— START —
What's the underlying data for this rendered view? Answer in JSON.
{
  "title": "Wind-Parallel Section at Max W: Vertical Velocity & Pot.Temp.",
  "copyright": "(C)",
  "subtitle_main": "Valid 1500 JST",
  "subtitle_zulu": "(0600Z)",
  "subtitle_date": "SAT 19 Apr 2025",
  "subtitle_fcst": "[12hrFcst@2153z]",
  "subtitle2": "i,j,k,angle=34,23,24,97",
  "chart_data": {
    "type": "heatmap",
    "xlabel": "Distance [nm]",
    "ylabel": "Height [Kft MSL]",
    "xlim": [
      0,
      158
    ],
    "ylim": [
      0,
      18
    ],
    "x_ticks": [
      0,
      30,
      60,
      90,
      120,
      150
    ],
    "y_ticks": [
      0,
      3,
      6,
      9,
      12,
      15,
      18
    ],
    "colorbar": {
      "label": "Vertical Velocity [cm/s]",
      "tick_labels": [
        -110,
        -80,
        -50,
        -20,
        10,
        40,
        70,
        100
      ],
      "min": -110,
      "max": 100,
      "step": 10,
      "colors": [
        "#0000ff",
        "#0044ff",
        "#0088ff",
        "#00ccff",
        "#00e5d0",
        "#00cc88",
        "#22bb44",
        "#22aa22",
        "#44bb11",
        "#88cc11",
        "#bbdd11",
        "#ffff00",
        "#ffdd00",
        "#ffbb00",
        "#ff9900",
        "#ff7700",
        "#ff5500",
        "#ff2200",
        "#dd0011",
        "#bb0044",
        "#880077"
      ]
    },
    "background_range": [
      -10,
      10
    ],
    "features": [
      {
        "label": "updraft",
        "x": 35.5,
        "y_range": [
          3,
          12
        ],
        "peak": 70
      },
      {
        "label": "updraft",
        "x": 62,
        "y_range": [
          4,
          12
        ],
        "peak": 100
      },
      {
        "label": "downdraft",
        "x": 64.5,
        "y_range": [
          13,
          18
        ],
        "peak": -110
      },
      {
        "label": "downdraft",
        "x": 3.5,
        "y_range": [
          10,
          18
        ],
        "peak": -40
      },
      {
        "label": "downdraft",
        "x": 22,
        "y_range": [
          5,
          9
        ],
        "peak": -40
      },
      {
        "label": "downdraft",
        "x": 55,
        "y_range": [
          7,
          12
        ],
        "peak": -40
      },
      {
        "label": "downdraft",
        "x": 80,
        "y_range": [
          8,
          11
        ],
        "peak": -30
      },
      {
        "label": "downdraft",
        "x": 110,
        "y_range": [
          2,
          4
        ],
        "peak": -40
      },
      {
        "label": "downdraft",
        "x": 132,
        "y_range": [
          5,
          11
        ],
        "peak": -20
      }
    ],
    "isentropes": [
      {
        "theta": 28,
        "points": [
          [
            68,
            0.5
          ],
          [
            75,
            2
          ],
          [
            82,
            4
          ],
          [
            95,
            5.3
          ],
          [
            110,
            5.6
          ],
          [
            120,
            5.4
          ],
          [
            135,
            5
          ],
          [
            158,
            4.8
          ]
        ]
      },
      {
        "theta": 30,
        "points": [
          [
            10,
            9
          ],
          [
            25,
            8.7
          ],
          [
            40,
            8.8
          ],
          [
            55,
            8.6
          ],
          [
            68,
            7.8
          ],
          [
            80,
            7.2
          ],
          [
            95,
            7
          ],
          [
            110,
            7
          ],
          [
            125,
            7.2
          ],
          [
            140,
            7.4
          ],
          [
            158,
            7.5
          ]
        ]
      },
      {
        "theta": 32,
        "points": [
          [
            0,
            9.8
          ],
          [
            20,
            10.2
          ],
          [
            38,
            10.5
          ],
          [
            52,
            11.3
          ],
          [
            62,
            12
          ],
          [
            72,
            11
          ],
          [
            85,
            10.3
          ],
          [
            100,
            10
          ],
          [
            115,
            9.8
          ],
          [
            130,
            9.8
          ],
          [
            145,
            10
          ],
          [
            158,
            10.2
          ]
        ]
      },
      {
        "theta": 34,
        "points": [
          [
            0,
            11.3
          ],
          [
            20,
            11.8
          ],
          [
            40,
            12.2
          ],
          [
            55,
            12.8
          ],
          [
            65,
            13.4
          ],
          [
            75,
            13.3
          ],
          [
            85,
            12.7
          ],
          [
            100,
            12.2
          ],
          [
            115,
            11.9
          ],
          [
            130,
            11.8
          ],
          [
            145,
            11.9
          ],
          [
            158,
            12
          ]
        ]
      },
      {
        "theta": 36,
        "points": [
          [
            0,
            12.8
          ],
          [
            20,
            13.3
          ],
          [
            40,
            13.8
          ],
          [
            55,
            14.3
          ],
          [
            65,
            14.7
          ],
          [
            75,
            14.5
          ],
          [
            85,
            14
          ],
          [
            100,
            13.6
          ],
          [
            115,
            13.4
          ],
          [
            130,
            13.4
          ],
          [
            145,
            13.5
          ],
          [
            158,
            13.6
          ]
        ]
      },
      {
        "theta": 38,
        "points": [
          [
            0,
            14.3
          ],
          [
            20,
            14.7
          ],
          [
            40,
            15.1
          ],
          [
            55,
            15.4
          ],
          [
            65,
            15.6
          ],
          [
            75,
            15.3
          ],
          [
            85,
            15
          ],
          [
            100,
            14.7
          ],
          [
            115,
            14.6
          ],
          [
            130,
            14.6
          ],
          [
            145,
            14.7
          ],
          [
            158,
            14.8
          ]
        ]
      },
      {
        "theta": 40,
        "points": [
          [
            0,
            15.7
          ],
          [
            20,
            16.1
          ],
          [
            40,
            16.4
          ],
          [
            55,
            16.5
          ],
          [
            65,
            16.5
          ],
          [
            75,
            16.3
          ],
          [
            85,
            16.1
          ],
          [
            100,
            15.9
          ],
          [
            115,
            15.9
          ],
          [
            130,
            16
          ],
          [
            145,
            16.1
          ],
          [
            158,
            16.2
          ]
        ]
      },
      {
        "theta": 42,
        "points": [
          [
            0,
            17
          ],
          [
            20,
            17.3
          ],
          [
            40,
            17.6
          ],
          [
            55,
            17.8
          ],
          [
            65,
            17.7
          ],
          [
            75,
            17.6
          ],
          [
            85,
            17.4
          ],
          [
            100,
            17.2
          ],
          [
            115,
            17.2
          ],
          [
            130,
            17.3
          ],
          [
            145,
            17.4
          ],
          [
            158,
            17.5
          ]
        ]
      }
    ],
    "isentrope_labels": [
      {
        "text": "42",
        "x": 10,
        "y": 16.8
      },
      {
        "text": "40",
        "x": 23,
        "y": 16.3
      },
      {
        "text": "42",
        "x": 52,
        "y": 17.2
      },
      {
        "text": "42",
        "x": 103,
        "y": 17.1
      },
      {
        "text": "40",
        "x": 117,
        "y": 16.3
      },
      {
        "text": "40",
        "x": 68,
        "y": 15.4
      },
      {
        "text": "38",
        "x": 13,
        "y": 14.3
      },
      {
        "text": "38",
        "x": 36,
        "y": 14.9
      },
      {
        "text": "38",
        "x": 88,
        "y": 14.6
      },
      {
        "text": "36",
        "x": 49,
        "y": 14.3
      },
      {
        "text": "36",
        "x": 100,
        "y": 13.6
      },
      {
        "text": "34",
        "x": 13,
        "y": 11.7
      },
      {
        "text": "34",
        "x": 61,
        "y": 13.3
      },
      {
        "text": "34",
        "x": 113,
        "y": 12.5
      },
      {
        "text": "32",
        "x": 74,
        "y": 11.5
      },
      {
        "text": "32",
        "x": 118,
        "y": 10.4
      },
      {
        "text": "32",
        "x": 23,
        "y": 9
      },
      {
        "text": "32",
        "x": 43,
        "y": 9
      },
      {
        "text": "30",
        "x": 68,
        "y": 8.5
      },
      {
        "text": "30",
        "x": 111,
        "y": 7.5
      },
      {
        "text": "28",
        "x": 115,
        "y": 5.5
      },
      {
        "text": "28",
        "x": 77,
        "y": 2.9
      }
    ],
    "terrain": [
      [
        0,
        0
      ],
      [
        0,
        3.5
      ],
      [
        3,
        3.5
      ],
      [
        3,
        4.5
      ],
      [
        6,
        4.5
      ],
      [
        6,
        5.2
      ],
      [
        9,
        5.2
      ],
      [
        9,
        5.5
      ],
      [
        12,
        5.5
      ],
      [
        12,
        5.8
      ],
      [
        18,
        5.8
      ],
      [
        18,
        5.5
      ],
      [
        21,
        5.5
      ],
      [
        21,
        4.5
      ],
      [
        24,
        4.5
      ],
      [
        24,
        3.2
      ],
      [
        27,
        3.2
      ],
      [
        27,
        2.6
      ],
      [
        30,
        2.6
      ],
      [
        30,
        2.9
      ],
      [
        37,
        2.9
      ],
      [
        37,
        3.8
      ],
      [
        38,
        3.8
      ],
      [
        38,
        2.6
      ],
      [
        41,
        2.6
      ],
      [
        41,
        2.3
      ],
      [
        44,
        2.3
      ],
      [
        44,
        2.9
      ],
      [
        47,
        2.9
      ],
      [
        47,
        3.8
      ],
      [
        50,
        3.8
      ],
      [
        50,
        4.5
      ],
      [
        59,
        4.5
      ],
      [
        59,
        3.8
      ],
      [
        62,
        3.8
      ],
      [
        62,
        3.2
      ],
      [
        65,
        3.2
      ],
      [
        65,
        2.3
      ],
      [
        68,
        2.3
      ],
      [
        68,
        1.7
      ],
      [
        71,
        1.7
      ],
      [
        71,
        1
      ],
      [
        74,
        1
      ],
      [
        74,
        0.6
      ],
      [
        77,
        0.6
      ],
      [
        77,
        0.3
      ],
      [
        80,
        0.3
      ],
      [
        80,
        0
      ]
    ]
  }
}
— END —
__Work to do__: Identify lines with the string "Velocity". Copy each one.

__Solution to the problem__:
  "title": "Wind-Parallel Section at Max W: Vertical Velocity & Pot.Temp.",
      "label": "Vertical Velocity [cm/s]",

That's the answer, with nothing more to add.